Aim –
Retype the data below without altering anything.

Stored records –
******
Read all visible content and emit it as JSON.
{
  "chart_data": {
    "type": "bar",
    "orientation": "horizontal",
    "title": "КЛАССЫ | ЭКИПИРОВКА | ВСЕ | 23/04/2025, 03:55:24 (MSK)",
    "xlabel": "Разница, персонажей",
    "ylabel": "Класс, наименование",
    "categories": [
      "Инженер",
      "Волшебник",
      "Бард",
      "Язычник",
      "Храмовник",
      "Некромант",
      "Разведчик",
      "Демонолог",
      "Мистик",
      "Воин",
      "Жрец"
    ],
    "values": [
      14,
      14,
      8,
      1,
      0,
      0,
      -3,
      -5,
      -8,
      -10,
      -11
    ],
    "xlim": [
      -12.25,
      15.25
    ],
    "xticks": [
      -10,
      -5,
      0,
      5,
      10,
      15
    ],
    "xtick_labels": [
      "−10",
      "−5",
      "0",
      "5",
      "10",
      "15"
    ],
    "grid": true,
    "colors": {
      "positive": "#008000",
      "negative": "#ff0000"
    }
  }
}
******
Written response –
Read all visible content and emit it as JSON.
{
  "chart_data": {
    "type": "bar",
    "orientation": "horizontal",
    "title": "КЛАССЫ | ЭКИПИРОВКА | ВСЕ | 23/04/2025, 03:55:24 (MSK)",
    "xlabel": "Разница, персонажей",
    "ylabel": "Класс, наименование",
    "categories": [
      "Инженер",
      "Волшебник",
      "Бард",
      "Язычник",
      "Храмовник",
      "Некромант",
      "Разведчик",
      "Демонолог",
      "Мистик",
      "Воин",
      "Жрец"
    ],
    "values": [
      14,
      14,
      8,
      1,
      0,
      0,
      -3,
      -5,
      -8,
      -10,
      -11
    ],
    "xlim": [
      -12.25,
      15.25
    ],
    "xticks": [
      -10,
      -5,
      0,
      5,
      10,
      15
    ],
    "xtick_labels": [
      "−10",
      "−5",
      "0",
      "5",
      "10",
      "15"
    ],
    "grid": true,
    "colors": {
      "positive": "#008000",
      "negative": "#ff0000"
    }
  }
}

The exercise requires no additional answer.